- **Work required**
Render every entry verbatim.

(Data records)
● ● ● ● ● ● ●

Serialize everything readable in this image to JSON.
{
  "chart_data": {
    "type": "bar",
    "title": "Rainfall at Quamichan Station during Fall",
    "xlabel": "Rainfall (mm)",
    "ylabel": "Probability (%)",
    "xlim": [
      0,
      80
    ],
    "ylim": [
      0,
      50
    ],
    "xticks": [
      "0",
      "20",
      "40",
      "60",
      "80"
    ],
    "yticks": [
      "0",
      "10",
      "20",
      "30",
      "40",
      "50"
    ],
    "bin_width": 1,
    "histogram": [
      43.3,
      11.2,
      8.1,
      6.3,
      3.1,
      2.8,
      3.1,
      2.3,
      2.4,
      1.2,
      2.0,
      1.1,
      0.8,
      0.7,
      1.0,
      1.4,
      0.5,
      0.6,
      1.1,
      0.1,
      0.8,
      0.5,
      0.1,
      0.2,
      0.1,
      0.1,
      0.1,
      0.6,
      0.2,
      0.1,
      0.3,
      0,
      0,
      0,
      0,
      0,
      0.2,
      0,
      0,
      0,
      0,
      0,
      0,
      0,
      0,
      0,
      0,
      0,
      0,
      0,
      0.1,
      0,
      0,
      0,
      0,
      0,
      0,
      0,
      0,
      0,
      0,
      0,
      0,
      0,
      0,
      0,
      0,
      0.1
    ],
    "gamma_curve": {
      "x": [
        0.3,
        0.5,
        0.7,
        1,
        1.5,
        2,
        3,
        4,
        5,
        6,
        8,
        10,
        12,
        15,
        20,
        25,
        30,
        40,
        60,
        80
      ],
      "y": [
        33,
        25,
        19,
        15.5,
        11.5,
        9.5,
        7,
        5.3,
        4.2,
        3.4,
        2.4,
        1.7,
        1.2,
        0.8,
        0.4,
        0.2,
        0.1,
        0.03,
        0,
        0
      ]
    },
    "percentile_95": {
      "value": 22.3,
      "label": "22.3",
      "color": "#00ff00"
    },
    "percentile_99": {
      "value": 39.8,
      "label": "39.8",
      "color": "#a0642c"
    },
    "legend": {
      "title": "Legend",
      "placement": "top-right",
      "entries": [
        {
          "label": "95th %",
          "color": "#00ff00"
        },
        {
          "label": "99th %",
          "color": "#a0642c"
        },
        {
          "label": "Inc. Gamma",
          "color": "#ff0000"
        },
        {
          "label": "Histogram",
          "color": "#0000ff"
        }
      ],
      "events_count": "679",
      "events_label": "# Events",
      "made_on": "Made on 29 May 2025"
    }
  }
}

● ● ● ● ● ● ●

- **Answer**
Serialize everything readable in this image to JSON.
{
  "chart_data": {
    "type": "bar",
    "title": "Rainfall at Quamichan Station during Fall",
    "xlabel": "Rainfall (mm)",
    "ylabel": "Probability (%)",
    "xlim": [
      0,
      80
    ],
    "ylim": [
      0,
      50
    ],
    "xticks": [
      "0",
      "20",
      "40",
      "60",
      "80"
    ],
    "yticks": [
      "0",
      "10",
      "20",
      "30",
      "40",
      "50"
    ],
    "bin_width": 1,
    "histogram": [
      43.3,
      11.2,
      8.1,
      6.3,
      3.1,
      2.8,
      3.1,
      2.3,
      2.4,
      1.2,
      2.0,
      1.1,
      0.8,
      0.7,
      1.0,
      1.4,
      0.5,
      0.6,
      1.1,
      0.1,
      0.8,
      0.5,
      0.1,
      0.2,
      0.1,
      0.1,
      0.1,
      0.6,
      0.2,
      0.1,
      0.3,
      0,
      0,
      0,
      0,
      0,
      0.2,
      0,
      0,
      0,
      0,
      0,
      0,
      0,
      0,
      0,
      0,
      0,
      0,
      0,
      0.1,
      0,
      0,
      0,
      0,
      0,
      0,
      0,
      0,
      0,
      0,
      0,
      0,
      0,
      0,
      0,
      0,
      0.1
    ],
    "gamma_curve": {
      "x": [
        0.3,
        0.5,
        0.7,
        1,
        1.5,
        2,
        3,
        4,
        5,
        6,
        8,
        10,
        12,
        15,
        20,
        25,
        30,
        40,
        60,
        80
      ],
      "y": [
        33,
        25,
        19,
        15.5,
        11.5,
        9.5,
        7,
        5.3,
        4.2,
        3.4,
        2.4,
        1.7,
        1.2,
        0.8,
        0.4,
        0.2,
        0.1,
        0.03,
        0,
        0
      ]
    },
    "percentile_95": {
      "value": 22.3,
      "label": "22.3",
      "color": "#00ff00"
    },
    "percentile_99": {
      "value": 39.8,
      "label": "39.8",
      "color": "#a0642c"
    },
    "legend": {
      "title": "Legend",
      "placement": "top-right",
      "entries": [
        {
          "label": "95th %",
          "color": "#00ff00"
        },
        {
          "label": "99th %",
          "color": "#a0642c"
        },
        {
          "label": "Inc. Gamma",
          "color": "#ff0000"
        },
        {
          "label": "Histogram",
          "color": "#0000ff"
        }
      ],
      "events_count": "679",
      "events_label": "# Events",
      "made_on": "Made on 29 May 2025"
    }
  }
}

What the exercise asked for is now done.